Saved data entries:
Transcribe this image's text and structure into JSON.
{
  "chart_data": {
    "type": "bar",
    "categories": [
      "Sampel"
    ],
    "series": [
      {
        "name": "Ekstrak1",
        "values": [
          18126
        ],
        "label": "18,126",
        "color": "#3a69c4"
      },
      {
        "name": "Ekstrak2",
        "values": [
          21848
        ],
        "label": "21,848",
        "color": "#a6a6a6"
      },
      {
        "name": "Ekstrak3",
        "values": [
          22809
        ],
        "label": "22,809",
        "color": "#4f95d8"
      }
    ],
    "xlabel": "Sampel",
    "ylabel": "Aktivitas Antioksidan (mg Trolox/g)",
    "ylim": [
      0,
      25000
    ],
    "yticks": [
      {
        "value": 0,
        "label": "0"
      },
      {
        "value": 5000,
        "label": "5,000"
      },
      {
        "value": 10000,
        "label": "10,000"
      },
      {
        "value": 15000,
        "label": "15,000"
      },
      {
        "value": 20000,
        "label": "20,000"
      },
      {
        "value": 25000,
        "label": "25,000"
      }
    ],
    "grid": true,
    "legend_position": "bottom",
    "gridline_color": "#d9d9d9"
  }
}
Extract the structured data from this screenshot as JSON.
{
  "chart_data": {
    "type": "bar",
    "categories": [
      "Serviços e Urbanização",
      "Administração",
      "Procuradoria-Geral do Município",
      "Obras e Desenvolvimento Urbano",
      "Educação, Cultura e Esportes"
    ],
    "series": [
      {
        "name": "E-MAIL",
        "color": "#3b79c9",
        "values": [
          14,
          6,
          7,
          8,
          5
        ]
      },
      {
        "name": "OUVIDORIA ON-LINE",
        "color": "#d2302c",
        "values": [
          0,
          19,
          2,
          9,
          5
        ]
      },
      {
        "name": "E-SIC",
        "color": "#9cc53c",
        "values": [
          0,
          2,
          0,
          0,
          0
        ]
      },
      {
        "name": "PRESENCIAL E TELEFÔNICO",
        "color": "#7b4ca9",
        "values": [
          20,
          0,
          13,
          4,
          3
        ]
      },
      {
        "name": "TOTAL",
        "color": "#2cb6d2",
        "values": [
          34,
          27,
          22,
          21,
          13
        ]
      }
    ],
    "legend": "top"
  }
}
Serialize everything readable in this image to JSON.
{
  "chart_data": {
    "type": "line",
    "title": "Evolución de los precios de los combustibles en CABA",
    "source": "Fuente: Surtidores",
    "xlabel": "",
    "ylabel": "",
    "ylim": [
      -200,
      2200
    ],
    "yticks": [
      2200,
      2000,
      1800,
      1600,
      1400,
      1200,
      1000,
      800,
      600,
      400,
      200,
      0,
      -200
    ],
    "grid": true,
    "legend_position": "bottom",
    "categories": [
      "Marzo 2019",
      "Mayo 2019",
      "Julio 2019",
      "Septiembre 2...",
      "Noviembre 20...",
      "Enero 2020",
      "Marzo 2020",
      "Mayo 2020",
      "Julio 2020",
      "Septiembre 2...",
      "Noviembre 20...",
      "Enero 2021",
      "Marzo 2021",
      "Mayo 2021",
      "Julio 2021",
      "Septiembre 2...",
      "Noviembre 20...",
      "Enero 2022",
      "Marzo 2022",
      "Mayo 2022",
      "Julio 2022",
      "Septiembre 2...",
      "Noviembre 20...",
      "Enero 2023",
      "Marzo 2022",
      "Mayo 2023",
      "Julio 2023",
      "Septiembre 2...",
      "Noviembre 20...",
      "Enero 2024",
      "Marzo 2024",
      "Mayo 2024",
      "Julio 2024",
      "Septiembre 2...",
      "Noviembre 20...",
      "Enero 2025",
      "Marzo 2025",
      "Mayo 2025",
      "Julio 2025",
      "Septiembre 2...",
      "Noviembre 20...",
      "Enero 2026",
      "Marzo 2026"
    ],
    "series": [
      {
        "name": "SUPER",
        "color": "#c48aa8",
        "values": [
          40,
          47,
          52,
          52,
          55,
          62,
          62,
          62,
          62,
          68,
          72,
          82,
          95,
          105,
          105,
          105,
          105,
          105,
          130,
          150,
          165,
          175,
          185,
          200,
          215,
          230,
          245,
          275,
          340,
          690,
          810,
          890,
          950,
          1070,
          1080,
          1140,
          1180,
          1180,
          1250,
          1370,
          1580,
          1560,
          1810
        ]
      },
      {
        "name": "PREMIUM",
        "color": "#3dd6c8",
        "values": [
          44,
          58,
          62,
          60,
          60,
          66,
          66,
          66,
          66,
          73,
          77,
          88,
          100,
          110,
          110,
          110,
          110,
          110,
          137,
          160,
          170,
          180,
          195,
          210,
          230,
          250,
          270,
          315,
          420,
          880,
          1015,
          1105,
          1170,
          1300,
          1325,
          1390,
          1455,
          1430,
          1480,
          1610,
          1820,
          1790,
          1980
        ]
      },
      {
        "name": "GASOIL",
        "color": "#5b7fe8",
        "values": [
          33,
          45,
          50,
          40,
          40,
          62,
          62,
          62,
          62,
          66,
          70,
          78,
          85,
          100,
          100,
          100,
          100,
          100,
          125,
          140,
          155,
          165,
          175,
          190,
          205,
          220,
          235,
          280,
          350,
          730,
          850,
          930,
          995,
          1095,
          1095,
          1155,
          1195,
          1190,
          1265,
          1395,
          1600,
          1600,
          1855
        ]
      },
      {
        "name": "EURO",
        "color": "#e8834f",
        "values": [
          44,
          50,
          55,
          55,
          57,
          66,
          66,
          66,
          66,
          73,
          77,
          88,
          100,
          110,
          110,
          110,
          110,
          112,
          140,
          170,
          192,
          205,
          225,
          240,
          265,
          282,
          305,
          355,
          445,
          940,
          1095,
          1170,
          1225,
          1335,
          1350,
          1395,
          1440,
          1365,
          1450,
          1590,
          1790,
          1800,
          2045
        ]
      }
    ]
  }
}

[Your goal] Locate the word "Marzo" in the data above. Copy every line carrying it.

[Written response]
      "Marzo 2019",
      "Marzo 2020",
      "Marzo 2021",
      "Marzo 2022",
      "Marzo 2022",
      "Marzo 2024",
      "Marzo 2025",
      "Marzo 2026"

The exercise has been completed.